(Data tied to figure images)
────

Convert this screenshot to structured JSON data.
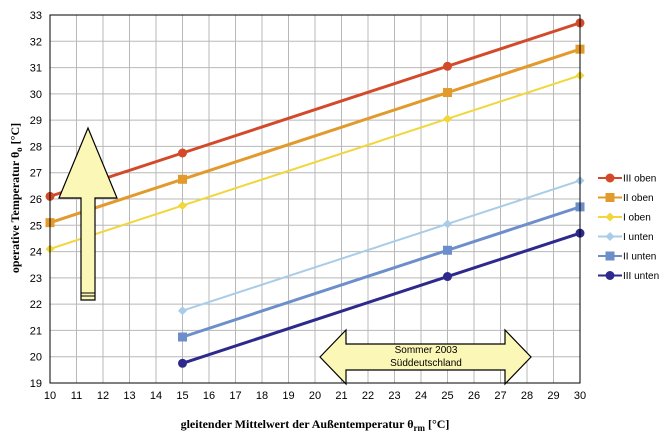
{
  "chart_data": {
    "type": "line",
    "xlabel_main": "gleitender Mittelwert der Außentemperatur θ",
    "xlabel_sub": "rm",
    "xlabel_unit": " [°C]",
    "ylabel_main": "operative Temperatur θ",
    "ylabel_sub": "o",
    "ylabel_unit": " [°C]",
    "xlim": [
      10,
      30
    ],
    "ylim": [
      19,
      33
    ],
    "x_ticks": [
      10,
      11,
      12,
      13,
      14,
      15,
      16,
      17,
      18,
      19,
      20,
      21,
      22,
      23,
      24,
      25,
      26,
      27,
      28,
      29,
      30
    ],
    "y_ticks": [
      19,
      20,
      21,
      22,
      23,
      24,
      25,
      26,
      27,
      28,
      29,
      30,
      31,
      32,
      33
    ],
    "grid": true,
    "legend_position": "right",
    "series": [
      {
        "name": "III oben",
        "color": "#d24a2a",
        "marker": "circle",
        "width": 3,
        "x": [
          10,
          15,
          25,
          30
        ],
        "y": [
          26.1,
          27.75,
          31.05,
          32.7
        ]
      },
      {
        "name": "II  oben",
        "color": "#e39a2c",
        "marker": "square",
        "width": 3,
        "x": [
          10,
          15,
          25,
          30
        ],
        "y": [
          25.1,
          26.75,
          30.05,
          31.7
        ]
      },
      {
        "name": "I oben",
        "color": "#f1d63c",
        "marker": "diamond",
        "width": 2,
        "x": [
          10,
          15,
          25,
          30
        ],
        "y": [
          24.1,
          25.75,
          29.05,
          30.7
        ]
      },
      {
        "name": "I unten",
        "color": "#a9cde8",
        "marker": "diamond",
        "width": 2,
        "x": [
          15,
          25,
          30
        ],
        "y": [
          21.75,
          25.05,
          26.7
        ]
      },
      {
        "name": "II unten",
        "color": "#6c8fcb",
        "marker": "square",
        "width": 3,
        "x": [
          15,
          25,
          30
        ],
        "y": [
          20.75,
          24.05,
          25.7
        ]
      },
      {
        "name": "III unten",
        "color": "#2e2a8c",
        "marker": "circle",
        "width": 3,
        "x": [
          15,
          25,
          30
        ],
        "y": [
          19.75,
          23.05,
          24.7
        ]
      }
    ],
    "annotations": {
      "range_label_line1": "Sommer 2003",
      "range_label_line2": "Süddeutschland",
      "range_x": [
        21,
        28
      ],
      "arrow_fill": "#fbf7b6"
    }
  }
}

────

### TASK TO CARRY OUT
Leave the pictures out and reproduce all of the records exactly.

### FINAL RESULT
Convert this screenshot to structured JSON data.
{
  "chart_data": {
    "type": "line",
    "xlabel_main": "gleitender Mittelwert der Außentemperatur θ",
    "xlabel_sub": "rm",
    "xlabel_unit": " [°C]",
    "ylabel_main": "operative Temperatur θ",
    "ylabel_sub": "o",
    "ylabel_unit": " [°C]",
    "xlim": [
      10,
      30
    ],
    "ylim": [
      19,
      33
    ],
    "x_ticks": [
      10,
      11,
      12,
      13,
      14,
      15,
      16,
      17,
      18,
      19,
      20,
      21,
      22,
      23,
      24,
      25,
      26,
      27,
      28,
      29,
      30
    ],
    "y_ticks": [
      19,
      20,
      21,
      22,
      23,
      24,
      25,
      26,
      27,
      28,
      29,
      30,
      31,
      32,
      33
    ],
    "grid": true,
    "legend_position": "right",
    "series": [
      {
        "name": "III oben",
        "color": "#d24a2a",
        "marker": "circle",
        "width": 3,
        "x": [
          10,
          15,
          25,
          30
        ],
        "y": [
          26.1,
          27.75,
          31.05,
          32.7
        ]
      },
      {
        "name": "II  oben",
        "color": "#e39a2c",
        "marker": "square",
        "width": 3,
        "x": [
          10,
          15,
          25,
          30
        ],
        "y": [
          25.1,
          26.75,
          30.05,
          31.7
        ]
      },
      {
        "name": "I oben",
        "color": "#f1d63c",
        "marker": "diamond",
        "width": 2,
        "x": [
          10,
          15,
          25,
          30
        ],
        "y": [
          24.1,
          25.75,
          29.05,
          30.7
        ]
      },
      {
        "name": "I unten",
        "color": "#a9cde8",
        "marker": "diamond",
        "width": 2,
        "x": [
          15,
          25,
          30
        ],
        "y": [
          21.75,
          25.05,
          26.7
        ]
      },
      {
        "name": "II unten",
        "color": "#6c8fcb",
        "marker": "square",
        "width": 3,
        "x": [
          15,
          25,
          30
        ],
        "y": [
          20.75,
          24.05,
          25.7
        ]
      },
      {
        "name": "III unten",
        "color": "#2e2a8c",
        "marker": "circle",
        "width": 3,
        "x": [
          15,
          25,
          30
        ],
        "y": [
          19.75,
          23.05,
          24.7
        ]
      }
    ],
    "annotations": {
      "range_label_line1": "Sommer 2003",
      "range_label_line2": "Süddeutschland",
      "range_x": [
        21,
        28
      ],
      "arrow_fill": "#fbf7b6"
    }
  }
}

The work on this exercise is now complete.